» **Your objective**
Copy out the rows character for character, beginning with the row that contains "949, 1161, 961]" and continuing through the row that contains "579, 45, 591]".

» **Data entries**
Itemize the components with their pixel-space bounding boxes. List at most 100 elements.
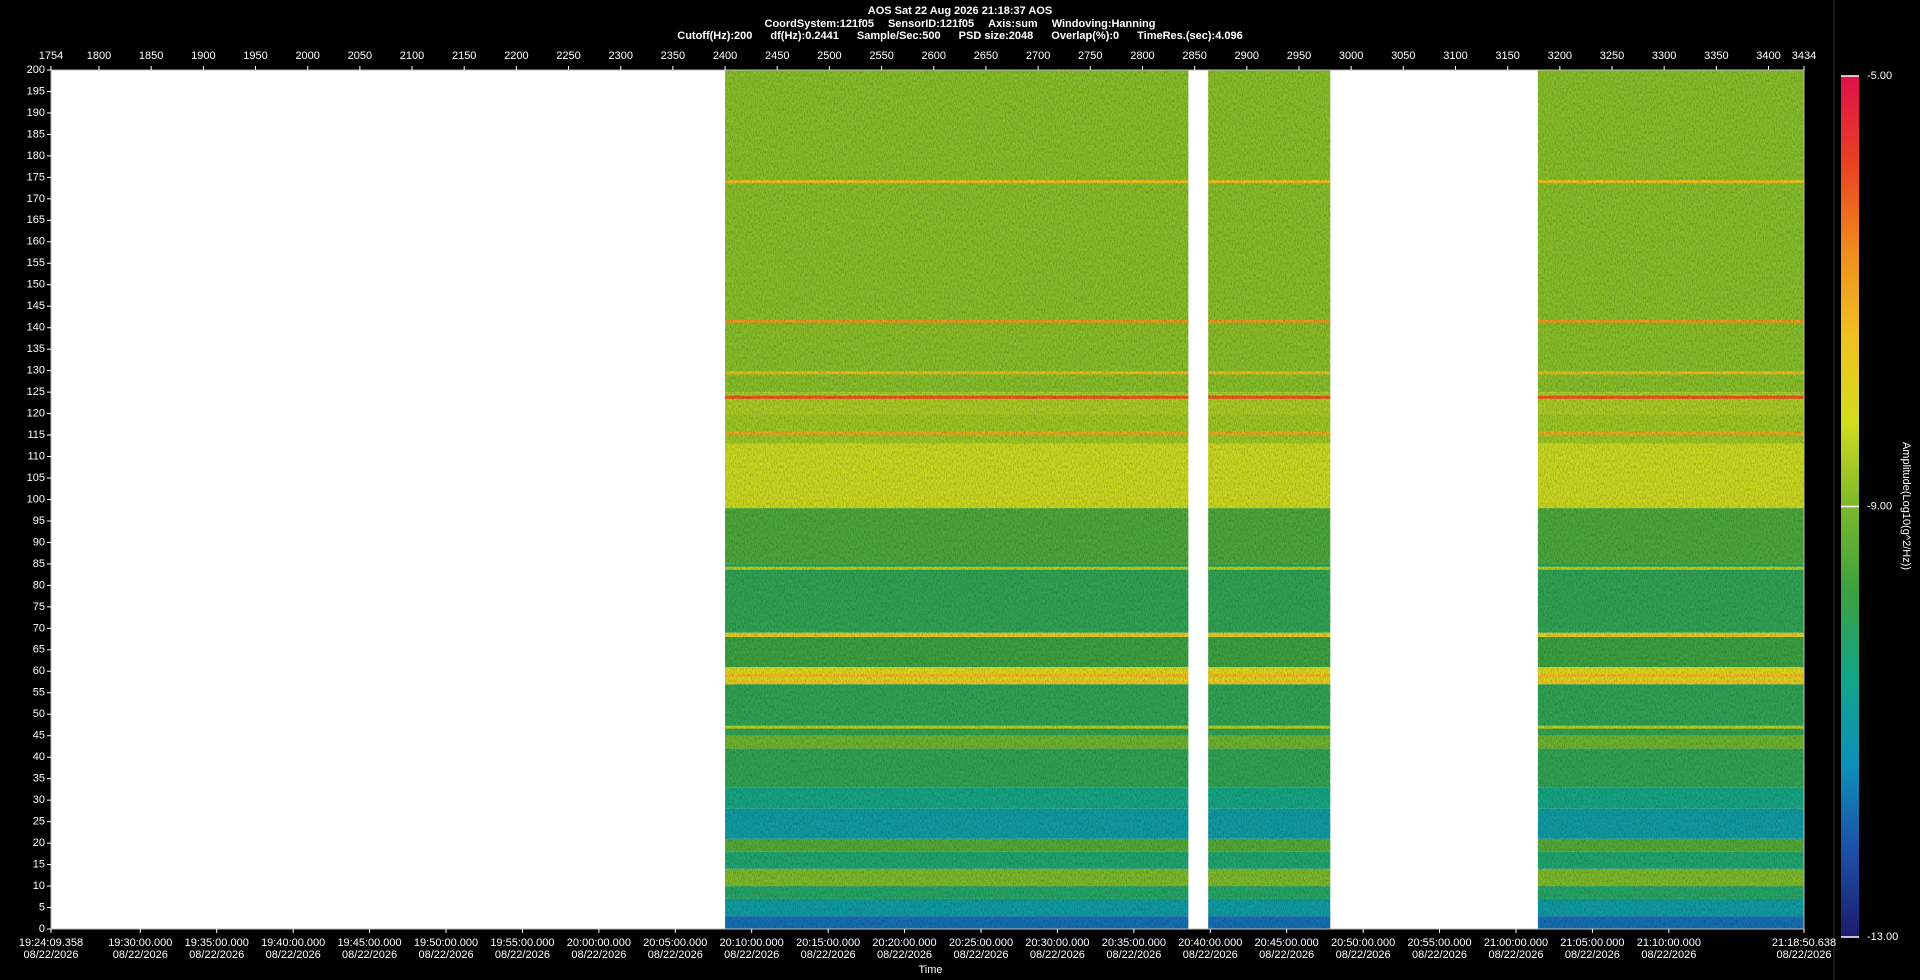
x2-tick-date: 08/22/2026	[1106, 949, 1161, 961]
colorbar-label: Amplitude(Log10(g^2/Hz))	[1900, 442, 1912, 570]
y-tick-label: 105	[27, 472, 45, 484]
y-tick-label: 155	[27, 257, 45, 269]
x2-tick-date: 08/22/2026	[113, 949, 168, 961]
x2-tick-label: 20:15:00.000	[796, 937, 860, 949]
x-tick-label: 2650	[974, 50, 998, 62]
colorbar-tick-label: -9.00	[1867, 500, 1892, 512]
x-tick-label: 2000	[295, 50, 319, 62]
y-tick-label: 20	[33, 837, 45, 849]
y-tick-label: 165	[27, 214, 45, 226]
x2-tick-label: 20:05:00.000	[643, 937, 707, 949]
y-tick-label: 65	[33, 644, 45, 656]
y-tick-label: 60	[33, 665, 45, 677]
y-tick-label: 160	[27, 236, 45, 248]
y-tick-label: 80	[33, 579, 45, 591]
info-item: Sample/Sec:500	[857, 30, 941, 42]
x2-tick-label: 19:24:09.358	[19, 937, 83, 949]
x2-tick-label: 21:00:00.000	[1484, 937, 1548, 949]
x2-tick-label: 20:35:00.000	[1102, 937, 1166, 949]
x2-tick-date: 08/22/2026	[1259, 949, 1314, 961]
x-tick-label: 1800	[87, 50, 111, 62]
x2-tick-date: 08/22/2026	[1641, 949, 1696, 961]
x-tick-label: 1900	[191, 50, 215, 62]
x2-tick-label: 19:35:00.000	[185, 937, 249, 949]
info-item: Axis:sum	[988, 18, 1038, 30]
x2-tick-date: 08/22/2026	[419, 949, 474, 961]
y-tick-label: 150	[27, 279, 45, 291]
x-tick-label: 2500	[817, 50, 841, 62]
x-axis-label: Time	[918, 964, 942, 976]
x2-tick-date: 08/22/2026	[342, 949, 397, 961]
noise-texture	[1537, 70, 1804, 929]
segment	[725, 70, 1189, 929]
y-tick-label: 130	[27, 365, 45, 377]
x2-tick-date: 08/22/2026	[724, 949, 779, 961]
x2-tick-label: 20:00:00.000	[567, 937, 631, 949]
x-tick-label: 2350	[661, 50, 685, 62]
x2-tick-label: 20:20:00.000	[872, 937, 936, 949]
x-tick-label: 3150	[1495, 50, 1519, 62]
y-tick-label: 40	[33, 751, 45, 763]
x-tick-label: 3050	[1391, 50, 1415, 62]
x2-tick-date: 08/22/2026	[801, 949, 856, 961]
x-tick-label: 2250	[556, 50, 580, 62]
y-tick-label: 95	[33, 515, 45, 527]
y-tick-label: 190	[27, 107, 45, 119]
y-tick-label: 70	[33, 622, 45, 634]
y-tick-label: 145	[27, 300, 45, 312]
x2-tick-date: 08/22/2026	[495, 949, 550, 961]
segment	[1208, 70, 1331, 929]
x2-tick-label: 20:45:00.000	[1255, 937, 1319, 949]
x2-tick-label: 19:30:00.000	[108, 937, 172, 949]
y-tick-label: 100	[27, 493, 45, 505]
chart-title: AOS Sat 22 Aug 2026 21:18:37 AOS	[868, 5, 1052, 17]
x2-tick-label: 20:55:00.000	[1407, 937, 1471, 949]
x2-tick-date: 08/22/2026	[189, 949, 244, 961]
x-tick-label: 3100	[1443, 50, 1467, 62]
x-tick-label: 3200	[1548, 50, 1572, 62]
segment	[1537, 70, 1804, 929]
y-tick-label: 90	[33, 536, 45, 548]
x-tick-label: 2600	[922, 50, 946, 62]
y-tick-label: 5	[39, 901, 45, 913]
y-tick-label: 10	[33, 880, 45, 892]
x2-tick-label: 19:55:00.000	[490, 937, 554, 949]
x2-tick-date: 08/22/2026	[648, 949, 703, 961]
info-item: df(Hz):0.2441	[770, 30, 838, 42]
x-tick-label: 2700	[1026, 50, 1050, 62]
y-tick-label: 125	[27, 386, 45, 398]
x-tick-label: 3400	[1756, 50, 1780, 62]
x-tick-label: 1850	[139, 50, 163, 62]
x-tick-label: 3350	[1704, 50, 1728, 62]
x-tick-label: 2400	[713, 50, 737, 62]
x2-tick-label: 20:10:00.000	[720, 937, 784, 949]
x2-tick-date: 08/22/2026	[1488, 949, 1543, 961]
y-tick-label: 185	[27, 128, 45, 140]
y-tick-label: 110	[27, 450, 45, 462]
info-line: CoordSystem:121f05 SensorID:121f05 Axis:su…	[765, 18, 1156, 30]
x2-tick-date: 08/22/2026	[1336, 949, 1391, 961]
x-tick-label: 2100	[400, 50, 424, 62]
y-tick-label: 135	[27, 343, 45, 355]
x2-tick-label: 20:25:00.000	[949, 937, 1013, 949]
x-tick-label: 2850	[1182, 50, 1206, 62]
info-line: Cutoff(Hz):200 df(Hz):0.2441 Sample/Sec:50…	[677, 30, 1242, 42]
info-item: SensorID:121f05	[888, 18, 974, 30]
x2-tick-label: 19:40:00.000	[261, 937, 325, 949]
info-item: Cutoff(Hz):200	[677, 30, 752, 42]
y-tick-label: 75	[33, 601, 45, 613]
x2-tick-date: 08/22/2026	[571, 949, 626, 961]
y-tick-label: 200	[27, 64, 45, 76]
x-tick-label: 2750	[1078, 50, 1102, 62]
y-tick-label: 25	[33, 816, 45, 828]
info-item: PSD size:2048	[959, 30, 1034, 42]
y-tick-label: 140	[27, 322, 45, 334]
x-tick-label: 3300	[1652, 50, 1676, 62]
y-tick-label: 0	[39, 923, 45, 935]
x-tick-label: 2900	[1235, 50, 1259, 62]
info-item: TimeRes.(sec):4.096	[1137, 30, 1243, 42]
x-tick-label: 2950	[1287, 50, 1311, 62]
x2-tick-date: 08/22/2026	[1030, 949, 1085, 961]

---

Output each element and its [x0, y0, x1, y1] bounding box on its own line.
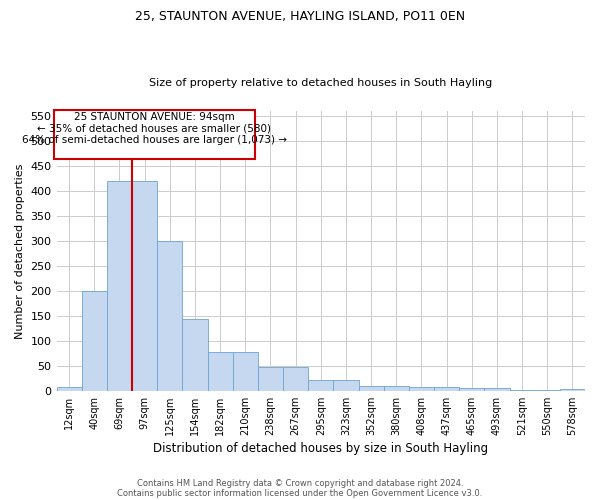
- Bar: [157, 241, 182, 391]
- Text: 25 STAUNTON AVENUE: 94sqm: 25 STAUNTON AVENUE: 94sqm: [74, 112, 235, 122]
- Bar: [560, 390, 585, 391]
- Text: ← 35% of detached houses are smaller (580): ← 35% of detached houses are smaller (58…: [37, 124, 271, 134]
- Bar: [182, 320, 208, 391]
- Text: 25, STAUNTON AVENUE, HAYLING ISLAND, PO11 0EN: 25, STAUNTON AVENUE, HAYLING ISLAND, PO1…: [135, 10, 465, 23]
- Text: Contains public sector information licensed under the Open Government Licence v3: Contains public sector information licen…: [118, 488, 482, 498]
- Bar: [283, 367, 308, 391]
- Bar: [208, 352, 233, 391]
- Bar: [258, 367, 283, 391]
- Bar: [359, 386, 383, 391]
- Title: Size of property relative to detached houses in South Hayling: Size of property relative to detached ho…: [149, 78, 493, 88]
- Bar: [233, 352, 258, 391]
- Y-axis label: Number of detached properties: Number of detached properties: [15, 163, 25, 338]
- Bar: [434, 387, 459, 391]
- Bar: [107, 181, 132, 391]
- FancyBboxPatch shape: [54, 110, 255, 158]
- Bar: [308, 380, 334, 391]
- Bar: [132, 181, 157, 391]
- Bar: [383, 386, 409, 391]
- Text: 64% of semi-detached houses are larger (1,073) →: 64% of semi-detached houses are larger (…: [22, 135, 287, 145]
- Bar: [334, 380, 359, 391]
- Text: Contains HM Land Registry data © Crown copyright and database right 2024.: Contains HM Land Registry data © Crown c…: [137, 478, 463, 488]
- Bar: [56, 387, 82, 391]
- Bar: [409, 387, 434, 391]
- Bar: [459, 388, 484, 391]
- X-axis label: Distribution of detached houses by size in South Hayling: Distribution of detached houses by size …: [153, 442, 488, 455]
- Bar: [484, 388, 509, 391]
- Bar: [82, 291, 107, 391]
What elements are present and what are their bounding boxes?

---

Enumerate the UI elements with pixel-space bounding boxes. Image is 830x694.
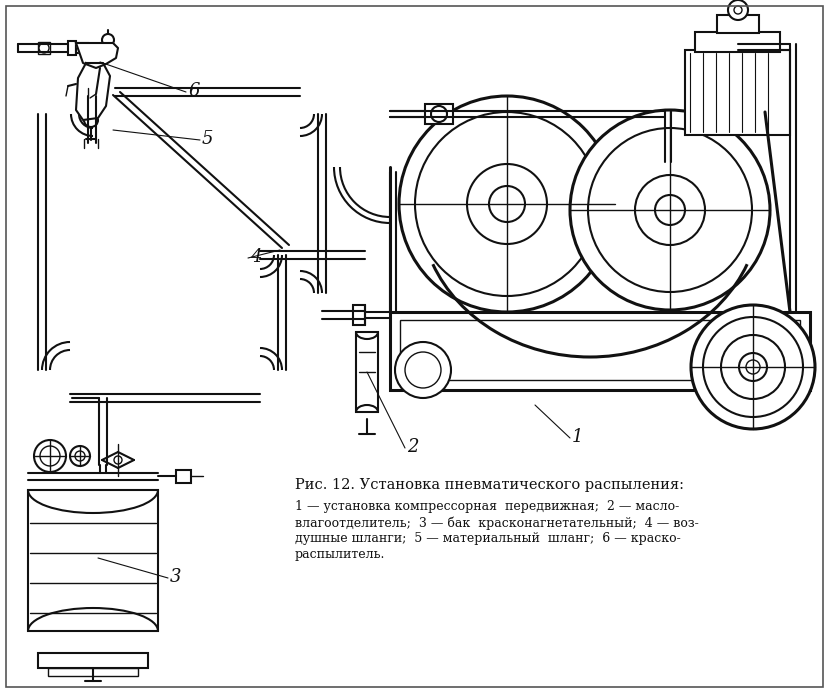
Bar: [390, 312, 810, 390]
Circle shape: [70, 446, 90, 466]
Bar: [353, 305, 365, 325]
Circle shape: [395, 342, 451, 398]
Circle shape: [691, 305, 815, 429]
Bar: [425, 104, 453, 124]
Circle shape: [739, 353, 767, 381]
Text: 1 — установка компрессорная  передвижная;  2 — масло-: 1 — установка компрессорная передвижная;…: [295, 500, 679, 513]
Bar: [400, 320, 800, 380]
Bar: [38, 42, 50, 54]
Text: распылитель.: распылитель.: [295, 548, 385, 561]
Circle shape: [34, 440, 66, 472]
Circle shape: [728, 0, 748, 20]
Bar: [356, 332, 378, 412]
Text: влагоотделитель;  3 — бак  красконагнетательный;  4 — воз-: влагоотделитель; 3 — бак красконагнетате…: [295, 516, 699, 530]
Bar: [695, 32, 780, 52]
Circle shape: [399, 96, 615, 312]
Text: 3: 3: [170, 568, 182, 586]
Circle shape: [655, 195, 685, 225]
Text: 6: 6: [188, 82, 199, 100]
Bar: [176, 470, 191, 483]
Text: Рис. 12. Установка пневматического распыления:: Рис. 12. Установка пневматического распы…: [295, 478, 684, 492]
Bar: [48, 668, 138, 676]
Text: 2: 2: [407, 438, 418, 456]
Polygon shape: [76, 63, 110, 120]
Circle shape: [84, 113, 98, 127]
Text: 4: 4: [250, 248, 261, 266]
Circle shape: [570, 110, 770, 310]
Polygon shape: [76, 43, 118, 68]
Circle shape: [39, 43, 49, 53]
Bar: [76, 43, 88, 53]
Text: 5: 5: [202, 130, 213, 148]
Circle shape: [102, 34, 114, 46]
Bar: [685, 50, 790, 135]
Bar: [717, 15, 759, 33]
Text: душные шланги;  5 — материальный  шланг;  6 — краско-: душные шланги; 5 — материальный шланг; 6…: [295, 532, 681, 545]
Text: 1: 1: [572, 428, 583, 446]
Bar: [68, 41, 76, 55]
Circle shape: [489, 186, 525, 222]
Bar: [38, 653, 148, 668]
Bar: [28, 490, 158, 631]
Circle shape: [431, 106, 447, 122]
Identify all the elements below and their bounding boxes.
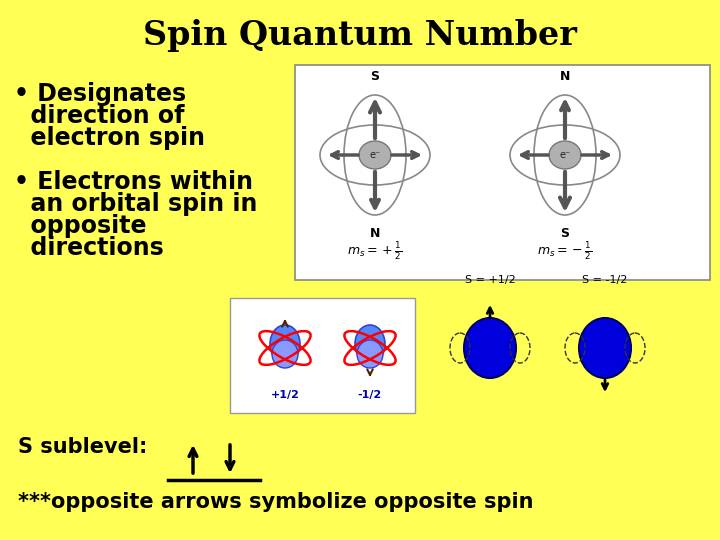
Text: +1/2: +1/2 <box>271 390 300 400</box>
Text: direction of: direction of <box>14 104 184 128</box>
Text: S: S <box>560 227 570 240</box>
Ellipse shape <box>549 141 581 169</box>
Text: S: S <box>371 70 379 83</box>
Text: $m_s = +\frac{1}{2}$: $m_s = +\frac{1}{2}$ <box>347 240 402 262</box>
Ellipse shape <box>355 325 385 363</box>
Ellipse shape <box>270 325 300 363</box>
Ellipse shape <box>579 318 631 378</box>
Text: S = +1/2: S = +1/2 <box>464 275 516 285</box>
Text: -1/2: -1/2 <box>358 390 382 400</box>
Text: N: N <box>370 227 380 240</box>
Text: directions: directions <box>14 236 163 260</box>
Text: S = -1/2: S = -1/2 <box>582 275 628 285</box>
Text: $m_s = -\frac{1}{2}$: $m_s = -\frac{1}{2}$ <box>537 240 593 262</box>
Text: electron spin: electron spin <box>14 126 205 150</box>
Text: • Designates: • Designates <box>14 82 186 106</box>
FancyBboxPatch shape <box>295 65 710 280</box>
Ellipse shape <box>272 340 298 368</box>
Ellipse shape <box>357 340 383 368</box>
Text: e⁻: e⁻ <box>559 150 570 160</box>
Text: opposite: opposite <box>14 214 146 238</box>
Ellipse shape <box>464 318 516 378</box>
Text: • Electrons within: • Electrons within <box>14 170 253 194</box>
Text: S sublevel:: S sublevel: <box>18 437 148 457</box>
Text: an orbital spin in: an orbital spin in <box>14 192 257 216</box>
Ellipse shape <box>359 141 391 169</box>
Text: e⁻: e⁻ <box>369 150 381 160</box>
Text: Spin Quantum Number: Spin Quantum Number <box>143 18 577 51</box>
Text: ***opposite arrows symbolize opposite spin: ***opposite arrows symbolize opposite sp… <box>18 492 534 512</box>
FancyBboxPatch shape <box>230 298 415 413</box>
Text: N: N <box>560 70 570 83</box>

» **Result**
x2-tick-date: 08/22/2026	[1106, 949, 1161, 961]
colorbar-label: Amplitude(Log10(g^2/Hz))	[1900, 442, 1912, 570]
y-tick-label: 105	[27, 472, 45, 484]
y-tick-label: 155	[27, 257, 45, 269]
x2-tick-date: 08/22/2026	[113, 949, 168, 961]
x2-tick-label: 20:15:00.000	[796, 937, 860, 949]
x-tick-label: 2650	[974, 50, 998, 62]
colorbar-tick-label: -9.00	[1867, 500, 1892, 512]
x-tick-label: 2000	[295, 50, 319, 62]
y-tick-label: 20	[33, 837, 45, 849]
y-tick-label: 165	[27, 214, 45, 226]
x2-tick-label: 20:05:00.000	[643, 937, 707, 949]
y-tick-label: 65	[33, 644, 45, 656]
y-tick-label: 60	[33, 665, 45, 677]
y-tick-label: 160	[27, 236, 45, 248]
y-tick-label: 80	[33, 579, 45, 591]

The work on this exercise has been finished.